**REQUIRED WORK**. What the task requires is an exact printout of the listing below, pictures excluded.

**PROVIDED MATERIAL**.
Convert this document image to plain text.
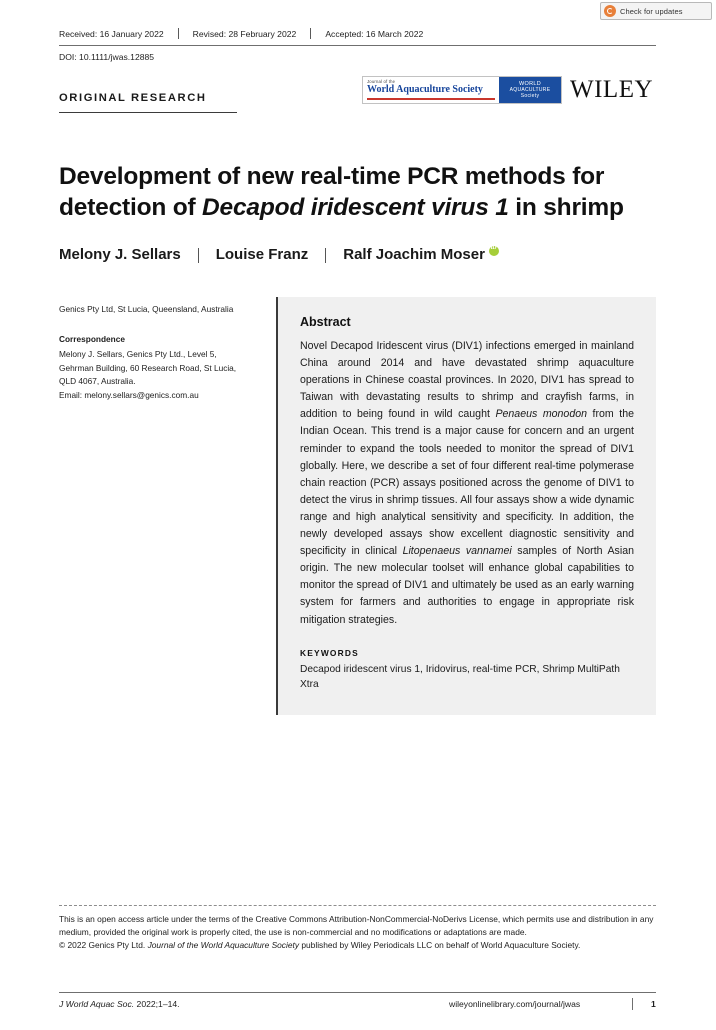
Check for updates
Received: 16 January 2022	Revised: 28 February 2022	Accepted: 16 March 2022
DOI: 10.1111/jwas.12885
ORIGINAL RESEARCH
Journal of the
World Aquaculture Society	WORLD
AQUACULTURE
Society WILEY
Development of new real-time PCR methods for detection of Decapod iridescent virus 1 in shrimp
Melony J. Sellars Louise Franz Ralf Joachim Moser
iD
Genics Pty Ltd, St Lucia, Queensland, Australia
Correspondence
Melony J. Sellars, Genics Pty Ltd., Level 5, Gehrman Building, 60 Research Road, St Lucia, QLD 4067, Australia.
Email: melony.sellars@genics.com.au
Abstract

Novel Decapod Iridescent virus (DIV1) infections emerged in mainland China around 2014 and have devastated shrimp aquaculture operations in Chinese coastal provinces. In 2020, DIV1 has spread to Taiwan with devastating results to shrimp and crayfish farms, in addition to being found in wild caught Penaeus monodon from the Indian Ocean. This trend is a major cause for concern and an urgent reminder to expand the tools needed to monitor the spread of DIV1 globally. Here, we describe a set of four different real-time polymerase chain reaction (PCR) assays positioned across the genome of DIV1 to detect the virus in shrimp tissues. All four assays show a wide dynamic range and high analytical sensitivity and specificity. In addition, the newly developed assays show excellent diagnostic sensitivity and specificity in clinical Litopenaeus vannamei samples of North Asian origin. The new molecular toolset will enhance global capabilities to monitor the spread of DIV1 and ultimately be used as an early warning system for farmers and authorities to engage in appropriate risk mitigation strategies.

KEYWORDS
Decapod iridescent virus 1, Iridovirus, real-time PCR, Shrimp MultiPath Xtra
This is an open access article under the terms of the Creative Commons Attribution-NonCommercial-NoDerivs License, which permits use and distribution in any medium, provided the original work is properly cited, the use is non-commercial and no modifications or adaptations are made.
© 2022 Genics Pty Ltd. Journal of the World Aquaculture Society published by Wiley Periodicals LLC on behalf of World Aquaculture Society.
J World Aquac Soc. 2022;1–14.	wileyonlinelibrary.com/journal/jwas	1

**REPLY**.
Convert this document image to plain text.
Check for updates
Received: 16 January 2022	Revised: 28 February 2022	Accepted: 16 March 2022
DOI: 10.1111/jwas.12885
ORIGINAL RESEARCH
Journal of the
World Aquaculture Society	WORLD
AQUACULTURE
Society WILEY
Development of new real-time PCR methods for detection of Decapod iridescent virus 1 in shrimp
Melony J. Sellars Louise Franz Ralf Joachim Moser
iD
Genics Pty Ltd, St Lucia, Queensland, Australia
Correspondence
Melony J. Sellars, Genics Pty Ltd., Level 5, Gehrman Building, 60 Research Road, St Lucia, QLD 4067, Australia.
Email: melony.sellars@genics.com.au
Abstract

Novel Decapod Iridescent virus (DIV1) infections emerged in mainland China around 2014 and have devastated shrimp aquaculture operations in Chinese coastal provinces. In 2020, DIV1 has spread to Taiwan with devastating results to shrimp and crayfish farms, in addition to being found in wild caught Penaeus monodon from the Indian Ocean. This trend is a major cause for concern and an urgent reminder to expand the tools needed to monitor the spread of DIV1 globally. Here, we describe a set of four different real-time polymerase chain reaction (PCR) assays positioned across the genome of DIV1 to detect the virus in shrimp tissues. All four assays show a wide dynamic range and high analytical sensitivity and specificity. In addition, the newly developed assays show excellent diagnostic sensitivity and specificity in clinical Litopenaeus vannamei samples of North Asian origin. The new molecular toolset will enhance global capabilities to monitor the spread of DIV1 and ultimately be used as an early warning system for farmers and authorities to engage in appropriate risk mitigation strategies.

KEYWORDS
Decapod iridescent virus 1, Iridovirus, real-time PCR, Shrimp MultiPath Xtra
This is an open access article under the terms of the Creative Commons Attribution-NonCommercial-NoDerivs License, which permits use and distribution in any medium, provided the original work is properly cited, the use is non-commercial and no modifications or adaptations are made.
© 2022 Genics Pty Ltd. Journal of the World Aquaculture Society published by Wiley Periodicals LLC on behalf of World Aquaculture Society.
J World Aquac Soc. 2022;1–14.	wileyonlinelibrary.com/journal/jwas	1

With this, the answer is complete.